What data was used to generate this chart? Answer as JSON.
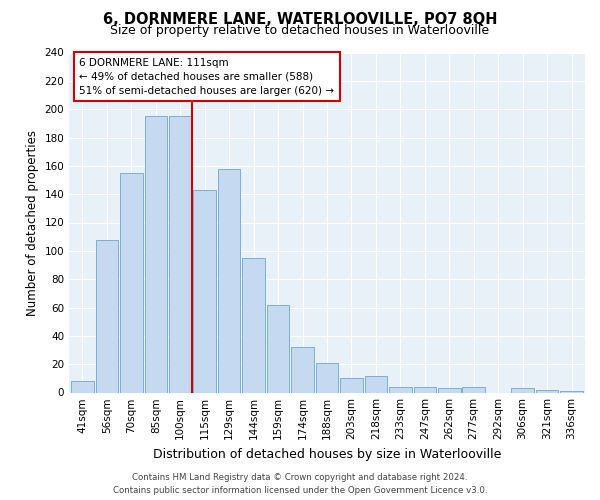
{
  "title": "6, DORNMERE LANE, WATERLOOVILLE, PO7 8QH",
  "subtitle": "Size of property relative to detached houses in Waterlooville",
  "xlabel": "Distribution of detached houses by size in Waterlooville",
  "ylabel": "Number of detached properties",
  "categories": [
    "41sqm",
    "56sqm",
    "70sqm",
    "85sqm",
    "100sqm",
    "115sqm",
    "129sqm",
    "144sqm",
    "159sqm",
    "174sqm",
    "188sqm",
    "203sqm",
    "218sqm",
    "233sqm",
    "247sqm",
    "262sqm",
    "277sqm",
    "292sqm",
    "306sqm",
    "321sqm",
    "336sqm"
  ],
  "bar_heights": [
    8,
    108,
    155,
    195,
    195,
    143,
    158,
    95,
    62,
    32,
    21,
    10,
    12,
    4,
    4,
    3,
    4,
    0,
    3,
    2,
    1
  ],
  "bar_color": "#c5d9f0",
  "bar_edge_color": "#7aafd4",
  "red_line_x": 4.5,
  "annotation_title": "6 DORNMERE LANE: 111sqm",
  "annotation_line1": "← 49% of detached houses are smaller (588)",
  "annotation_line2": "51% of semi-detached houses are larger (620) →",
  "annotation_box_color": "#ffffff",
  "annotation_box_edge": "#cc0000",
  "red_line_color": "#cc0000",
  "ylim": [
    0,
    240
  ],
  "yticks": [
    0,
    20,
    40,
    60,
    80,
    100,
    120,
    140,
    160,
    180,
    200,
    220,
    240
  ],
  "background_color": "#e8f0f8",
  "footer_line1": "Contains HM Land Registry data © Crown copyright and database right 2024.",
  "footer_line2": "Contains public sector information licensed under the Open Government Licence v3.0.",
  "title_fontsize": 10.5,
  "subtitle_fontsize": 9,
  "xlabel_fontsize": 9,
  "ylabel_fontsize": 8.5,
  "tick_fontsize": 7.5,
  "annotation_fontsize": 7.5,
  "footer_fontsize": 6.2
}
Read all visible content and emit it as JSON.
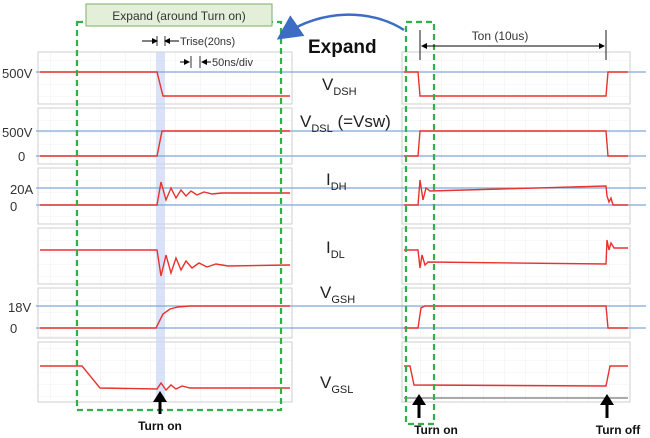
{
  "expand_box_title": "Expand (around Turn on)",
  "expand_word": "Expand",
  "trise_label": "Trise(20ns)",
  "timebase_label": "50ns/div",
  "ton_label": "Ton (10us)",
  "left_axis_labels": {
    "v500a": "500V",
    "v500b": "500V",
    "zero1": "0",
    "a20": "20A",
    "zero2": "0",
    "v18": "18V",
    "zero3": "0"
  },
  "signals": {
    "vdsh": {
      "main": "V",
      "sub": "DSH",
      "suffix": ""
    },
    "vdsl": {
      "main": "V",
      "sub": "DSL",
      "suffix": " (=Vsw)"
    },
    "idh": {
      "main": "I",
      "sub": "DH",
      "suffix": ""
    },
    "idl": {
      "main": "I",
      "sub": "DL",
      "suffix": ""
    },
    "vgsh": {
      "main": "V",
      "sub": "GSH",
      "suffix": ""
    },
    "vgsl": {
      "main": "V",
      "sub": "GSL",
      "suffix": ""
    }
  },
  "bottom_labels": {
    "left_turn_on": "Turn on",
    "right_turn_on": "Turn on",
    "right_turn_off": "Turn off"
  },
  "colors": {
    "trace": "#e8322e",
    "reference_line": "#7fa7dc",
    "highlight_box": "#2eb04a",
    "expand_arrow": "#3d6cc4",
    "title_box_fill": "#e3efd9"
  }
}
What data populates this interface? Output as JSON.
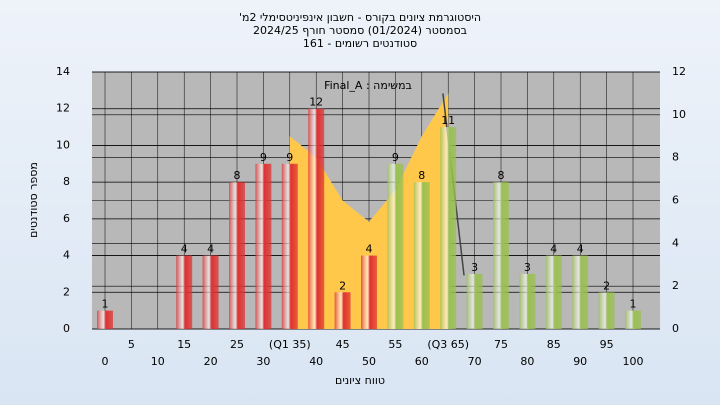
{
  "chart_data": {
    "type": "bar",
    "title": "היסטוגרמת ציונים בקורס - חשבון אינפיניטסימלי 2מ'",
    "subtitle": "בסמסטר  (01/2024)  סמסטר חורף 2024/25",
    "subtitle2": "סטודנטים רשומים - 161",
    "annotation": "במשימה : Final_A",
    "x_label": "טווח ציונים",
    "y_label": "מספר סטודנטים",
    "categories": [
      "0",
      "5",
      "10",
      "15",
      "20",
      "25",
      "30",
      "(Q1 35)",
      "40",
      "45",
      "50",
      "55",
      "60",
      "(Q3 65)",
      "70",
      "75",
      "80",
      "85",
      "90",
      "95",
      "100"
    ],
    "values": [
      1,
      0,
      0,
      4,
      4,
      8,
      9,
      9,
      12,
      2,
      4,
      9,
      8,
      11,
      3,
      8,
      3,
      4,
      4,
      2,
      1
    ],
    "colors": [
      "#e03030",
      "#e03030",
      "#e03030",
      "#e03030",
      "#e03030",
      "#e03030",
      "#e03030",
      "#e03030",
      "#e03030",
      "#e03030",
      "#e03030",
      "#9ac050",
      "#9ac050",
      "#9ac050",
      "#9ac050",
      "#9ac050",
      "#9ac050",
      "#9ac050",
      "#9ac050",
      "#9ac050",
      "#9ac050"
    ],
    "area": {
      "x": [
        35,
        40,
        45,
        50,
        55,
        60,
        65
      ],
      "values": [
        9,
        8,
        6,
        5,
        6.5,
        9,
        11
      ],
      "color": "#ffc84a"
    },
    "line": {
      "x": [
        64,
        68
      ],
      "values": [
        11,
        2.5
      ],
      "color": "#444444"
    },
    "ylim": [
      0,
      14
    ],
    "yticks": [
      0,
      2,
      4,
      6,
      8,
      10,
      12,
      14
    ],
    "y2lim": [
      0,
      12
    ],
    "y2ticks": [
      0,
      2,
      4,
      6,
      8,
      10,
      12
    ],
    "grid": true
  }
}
^^^^^^^^^^^^^^^^
■ What you are asked to do ■
Extract all the entries word for word; omit any pictures.

■ Exercise solution ■
What data was used to generate this chart? Answer as JSON.
{
  "title": "6, DORNMERE LANE, WATERLOOVILLE, PO7 8QH",
  "subtitle": "Size of property relative to detached houses in Waterlooville",
  "xlabel": "Distribution of detached houses by size in Waterlooville",
  "ylabel": "Number of detached properties",
  "categories": [
    "41sqm",
    "56sqm",
    "70sqm",
    "85sqm",
    "100sqm",
    "115sqm",
    "129sqm",
    "144sqm",
    "159sqm",
    "174sqm",
    "188sqm",
    "203sqm",
    "218sqm",
    "233sqm",
    "247sqm",
    "262sqm",
    "277sqm",
    "292sqm",
    "306sqm",
    "321sqm",
    "336sqm"
  ],
  "bar_heights": [
    8,
    108,
    155,
    195,
    195,
    143,
    158,
    95,
    62,
    32,
    21,
    10,
    12,
    4,
    4,
    3,
    4,
    0,
    3,
    2,
    1
  ],
  "bar_color": "#c5d9f0",
  "bar_edge_color": "#7aafd4",
  "red_line_x": 4.5,
  "annotation_title": "6 DORNMERE LANE: 111sqm",
  "annotation_line1": "← 49% of detached houses are smaller (588)",
  "annotation_line2": "51% of semi-detached houses are larger (620) →",
  "annotation_box_color": "#ffffff",
  "annotation_box_edge": "#cc0000",
  "red_line_color": "#cc0000",
  "ylim": [
    0,
    240
  ],
  "yticks": [
    0,
    20,
    40,
    60,
    80,
    100,
    120,
    140,
    160,
    180,
    200,
    220,
    240
  ],
  "background_color": "#e8f0f8",
  "footer_line1": "Contains HM Land Registry data © Crown copyright and database right 2024.",
  "footer_line2": "Contains public sector information licensed under the Open Government Licence v3.0.",
  "title_fontsize": 10.5,
  "subtitle_fontsize": 9,
  "xlabel_fontsize": 9,
  "ylabel_fontsize": 8.5,
  "tick_fontsize": 7.5,
  "annotation_fontsize": 7.5,
  "footer_fontsize": 6.2
}
Read all visible content and emit it as JSON.
{
  "expand_box_title": "Expand (around Turn on)",
  "expand_word": "Expand",
  "trise_label": "Trise(20ns)",
  "timebase_label": "50ns/div",
  "ton_label": "Ton (10us)",
  "left_axis_labels": {
    "v500a": "500V",
    "v500b": "500V",
    "zero1": "0",
    "a20": "20A",
    "zero2": "0",
    "v18": "18V",
    "zero3": "0"
  },
  "signals": {
    "vdsh": {
      "main": "V",
      "sub": "DSH",
      "suffix": ""
    },
    "vdsl": {
      "main": "V",
      "sub": "DSL",
      "suffix": " (=Vsw)"
    },
    "idh": {
      "main": "I",
      "sub": "DH",
      "suffix": ""
    },
    "idl": {
      "main": "I",
      "sub": "DL",
      "suffix": ""
    },
    "vgsh": {
      "main": "V",
      "sub": "GSH",
      "suffix": ""
    },
    "vgsl": {
      "main": "V",
      "sub": "GSL",
      "suffix": ""
    }
  },
  "bottom_labels": {
    "left_turn_on": "Turn on",
    "right_turn_on": "Turn on",
    "right_turn_off": "Turn off"
  },
  "colors": {
    "trace": "#e8322e",
    "reference_line": "#7fa7dc",
    "highlight_box": "#2eb04a",
    "expand_arrow": "#3d6cc4",
    "title_box_fill": "#e3efd9"
  }
}
What data populates this interface? Output as JSON.
{
  "chart_data": {
    "type": "bar",
    "title": "היסטוגרמת ציונים בקורס - חשבון אינפיניטסימלי 2מ'",
    "subtitle": "בסמסטר  (01/2024)  סמסטר חורף 2024/25",
    "subtitle2": "סטודנטים רשומים - 161",
    "annotation": "במשימה : Final_A",
    "x_label": "טווח ציונים",
    "y_label": "מספר סטודנטים",
    "categories": [
      "0",
      "5",
      "10",
      "15",
      "20",
      "25",
      "30",
      "(Q1 35)",
      "40",
      "45",
      "50",
      "55",
      "60",
      "(Q3 65)",
      "70",
      "75",
      "80",
      "85",
      "90",
      "95",
      "100"
    ],
    "values": [
      1,
      0,
      0,
      4,
      4,
      8,
      9,
      9,
      12,
      2,
      4,
      9,
      8,
      11,
      3,
      8,
      3,
      4,
      4,
      2,
      1
    ],
    "colors": [
      "#e03030",
      "#e03030",
      "#e03030",
      "#e03030",
      "#e03030",
      "#e03030",
      "#e03030",
      "#e03030",
      "#e03030",
      "#e03030",
      "#e03030",
      "#9ac050",
      "#9ac050",
      "#9ac050",
      "#9ac050",
      "#9ac050",
      "#9ac050",
      "#9ac050",
      "#9ac050",
      "#9ac050",
      "#9ac050"
    ],
    "area": {
      "x": [
        35,
        40,
        45,
        50,
        55,
        60,
        65
      ],
      "values": [
        9,
        8,
        6,
        5,
        6.5,
        9,
        11
      ],
      "color": "#ffc84a"
    },
    "line": {
      "x": [
        64,
        68
      ],
      "values": [
        11,
        2.5
      ],
      "color": "#444444"
    },
    "ylim": [
      0,
      14
    ],
    "yticks": [
      0,
      2,
      4,
      6,
      8,
      10,
      12,
      14
    ],
    "y2lim": [
      0,
      12
    ],
    "y2ticks": [
      0,
      2,
      4,
      6,
      8,
      10,
      12
    ],
    "grid": true
  }
}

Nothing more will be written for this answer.